» EXERCISE OBJECTIVE
Copy out everything from the start of the records below down to the line containing "plot-frame — [202, 593, 821, 1004]", with both of those lines included, reproducing each line character for character.

○ ○ ○ ○

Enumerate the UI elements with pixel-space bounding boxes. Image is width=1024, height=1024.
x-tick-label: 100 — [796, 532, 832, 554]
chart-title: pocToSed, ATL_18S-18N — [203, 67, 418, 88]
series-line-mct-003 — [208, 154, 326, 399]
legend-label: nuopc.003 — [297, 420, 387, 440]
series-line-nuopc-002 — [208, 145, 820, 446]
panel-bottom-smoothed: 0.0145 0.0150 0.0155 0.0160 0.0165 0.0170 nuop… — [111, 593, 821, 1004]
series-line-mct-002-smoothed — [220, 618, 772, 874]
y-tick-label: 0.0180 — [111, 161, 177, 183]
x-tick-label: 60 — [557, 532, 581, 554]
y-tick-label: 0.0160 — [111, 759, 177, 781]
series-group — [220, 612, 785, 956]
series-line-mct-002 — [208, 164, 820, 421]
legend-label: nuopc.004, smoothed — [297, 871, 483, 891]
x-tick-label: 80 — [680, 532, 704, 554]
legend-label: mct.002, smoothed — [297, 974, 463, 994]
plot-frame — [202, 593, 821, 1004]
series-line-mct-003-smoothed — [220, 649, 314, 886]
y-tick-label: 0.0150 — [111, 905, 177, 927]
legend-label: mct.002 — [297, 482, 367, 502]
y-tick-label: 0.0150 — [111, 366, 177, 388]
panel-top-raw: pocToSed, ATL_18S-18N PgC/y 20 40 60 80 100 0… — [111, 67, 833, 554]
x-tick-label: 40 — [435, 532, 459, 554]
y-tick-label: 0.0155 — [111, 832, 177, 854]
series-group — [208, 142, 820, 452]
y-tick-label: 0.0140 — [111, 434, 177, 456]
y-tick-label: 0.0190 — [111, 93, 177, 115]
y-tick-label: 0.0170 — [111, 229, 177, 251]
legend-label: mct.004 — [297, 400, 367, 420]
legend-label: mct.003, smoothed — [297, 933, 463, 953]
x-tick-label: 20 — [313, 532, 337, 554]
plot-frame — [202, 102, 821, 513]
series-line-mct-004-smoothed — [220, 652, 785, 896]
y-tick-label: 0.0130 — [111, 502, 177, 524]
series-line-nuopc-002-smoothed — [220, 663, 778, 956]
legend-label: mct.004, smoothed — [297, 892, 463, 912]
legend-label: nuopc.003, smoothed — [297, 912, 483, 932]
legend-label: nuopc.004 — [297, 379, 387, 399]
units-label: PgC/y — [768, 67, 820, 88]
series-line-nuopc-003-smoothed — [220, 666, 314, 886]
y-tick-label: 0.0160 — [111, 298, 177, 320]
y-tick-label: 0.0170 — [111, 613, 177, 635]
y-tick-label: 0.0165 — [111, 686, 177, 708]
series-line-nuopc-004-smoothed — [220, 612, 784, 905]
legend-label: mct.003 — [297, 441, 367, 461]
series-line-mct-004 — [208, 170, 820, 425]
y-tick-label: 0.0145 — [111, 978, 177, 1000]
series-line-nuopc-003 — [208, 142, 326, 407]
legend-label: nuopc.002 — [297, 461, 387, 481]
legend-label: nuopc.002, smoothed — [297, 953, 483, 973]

○ ○ ○ ○

» RESPONSE BELOW
Enumerate the UI elements with pixel-space bounding boxes. Image is width=1024, height=1024.
x-tick-label: 100 — [796, 532, 832, 554]
chart-title: pocToSed, ATL_18S-18N — [203, 67, 418, 88]
series-line-mct-003 — [208, 154, 326, 399]
legend-label: nuopc.003 — [297, 420, 387, 440]
series-line-nuopc-002 — [208, 145, 820, 446]
panel-bottom-smoothed: 0.0145 0.0150 0.0155 0.0160 0.0165 0.0170 nuop… — [111, 593, 821, 1004]
series-line-mct-002-smoothed — [220, 618, 772, 874]
y-tick-label: 0.0180 — [111, 161, 177, 183]
x-tick-label: 60 — [557, 532, 581, 554]
y-tick-label: 0.0160 — [111, 759, 177, 781]
series-group — [220, 612, 785, 956]
series-line-mct-002 — [208, 164, 820, 421]
legend-label: nuopc.004, smoothed — [297, 871, 483, 891]
x-tick-label: 80 — [680, 532, 704, 554]
legend-label: mct.002, smoothed — [297, 974, 463, 994]
plot-frame — [202, 593, 821, 1004]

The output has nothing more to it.